*WHAT THE TASK ASKS:* Reproduce the material word for word; the images stay out.

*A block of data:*
------------------------------

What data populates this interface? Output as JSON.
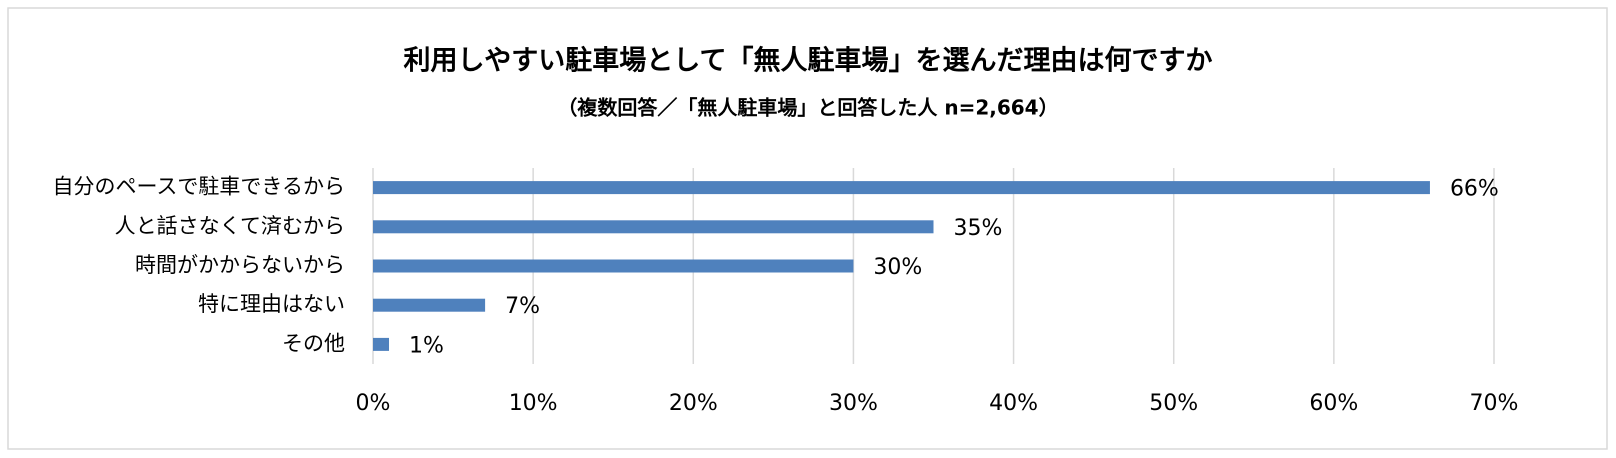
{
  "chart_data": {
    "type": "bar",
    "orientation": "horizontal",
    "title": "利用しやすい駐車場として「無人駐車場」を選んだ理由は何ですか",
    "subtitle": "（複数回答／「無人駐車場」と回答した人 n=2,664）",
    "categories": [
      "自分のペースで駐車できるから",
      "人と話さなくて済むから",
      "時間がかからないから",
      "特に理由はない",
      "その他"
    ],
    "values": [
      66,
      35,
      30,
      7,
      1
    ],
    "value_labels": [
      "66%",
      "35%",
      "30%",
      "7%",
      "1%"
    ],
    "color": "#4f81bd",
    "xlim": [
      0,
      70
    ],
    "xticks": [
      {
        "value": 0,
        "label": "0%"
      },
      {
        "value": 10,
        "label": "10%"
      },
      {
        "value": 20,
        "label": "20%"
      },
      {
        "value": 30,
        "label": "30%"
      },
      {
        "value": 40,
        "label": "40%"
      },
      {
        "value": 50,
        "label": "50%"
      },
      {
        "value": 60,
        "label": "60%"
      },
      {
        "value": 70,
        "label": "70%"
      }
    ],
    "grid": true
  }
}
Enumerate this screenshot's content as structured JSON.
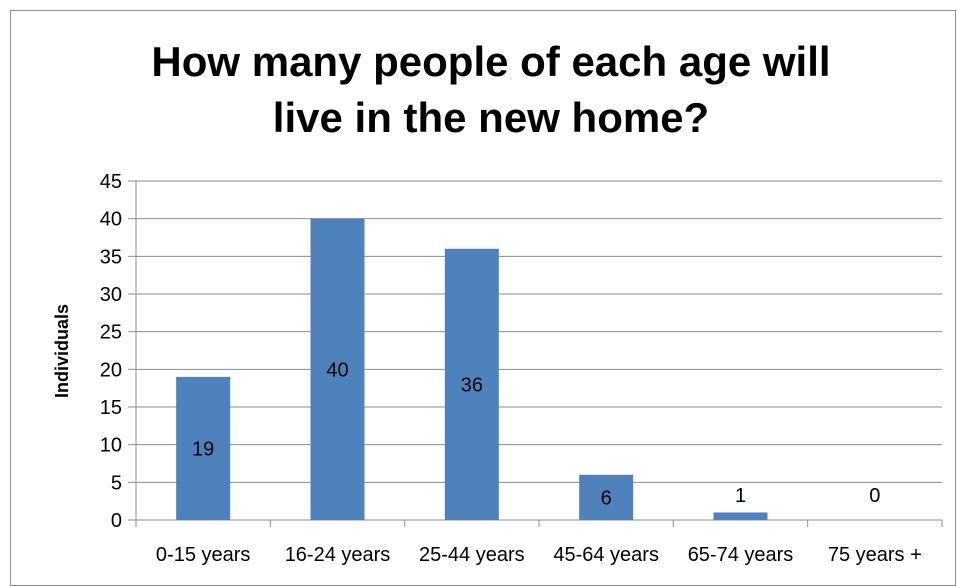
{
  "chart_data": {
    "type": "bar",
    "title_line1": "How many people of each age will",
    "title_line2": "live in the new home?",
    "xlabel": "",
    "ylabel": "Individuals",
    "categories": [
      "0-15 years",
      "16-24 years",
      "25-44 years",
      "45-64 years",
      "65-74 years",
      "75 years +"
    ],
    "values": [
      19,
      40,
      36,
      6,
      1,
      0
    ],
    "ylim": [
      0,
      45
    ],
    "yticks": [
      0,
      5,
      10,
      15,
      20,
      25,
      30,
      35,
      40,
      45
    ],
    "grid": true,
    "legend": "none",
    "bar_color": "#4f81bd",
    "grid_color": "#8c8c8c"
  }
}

------------------------------

*RESULT OF THIS EXERCISE:*
What data populates this interface? Output as JSON.
{
  "chart_data": {
    "type": "bar",
    "orientation": "horizontal",
    "title": "利用しやすい駐車場として「無人駐車場」を選んだ理由は何ですか",
    "subtitle": "（複数回答／「無人駐車場」と回答した人 n=2,664）",
    "categories": [
      "自分のペースで駐車できるから",
      "人と話さなくて済むから",
      "時間がかからないから",
      "特に理由はない",
      "その他"
    ],
    "values": [
      66,
      35,
      30,
      7,
      1
    ],
    "value_labels": [
      "66%",
      "35%",
      "30%",
      "7%",
      "1%"
    ],
    "color": "#4f81bd",
    "xlim": [
      0,
      70
    ],
    "xticks": [
      {
        "value": 0,
        "label": "0%"
      },
      {
        "value": 10,
        "label": "10%"
      },
      {
        "value": 20,
        "label": "20%"
      },
      {
        "value": 30,
        "label": "30%"
      },
      {
        "value": 40,
        "label": "40%"
      },
      {
        "value": 50,
        "label": "50%"
      },
      {
        "value": 60,
        "label": "60%"
      },
      {
        "value": 70,
        "label": "70%"
      }
    ],
    "grid": true
  }
}
Enumerate this screenshot's content as structured JSON.
{
  "chart_data": {
    "type": "bar",
    "title_line1": "How many people of each age will",
    "title_line2": "live in the new home?",
    "xlabel": "",
    "ylabel": "Individuals",
    "categories": [
      "0-15 years",
      "16-24 years",
      "25-44 years",
      "45-64 years",
      "65-74 years",
      "75 years +"
    ],
    "values": [
      19,
      40,
      36,
      6,
      1,
      0
    ],
    "ylim": [
      0,
      45
    ],
    "yticks": [
      0,
      5,
      10,
      15,
      20,
      25,
      30,
      35,
      40,
      45
    ],
    "grid": true,
    "legend": "none",
    "bar_color": "#4f81bd",
    "grid_color": "#8c8c8c"
  }
}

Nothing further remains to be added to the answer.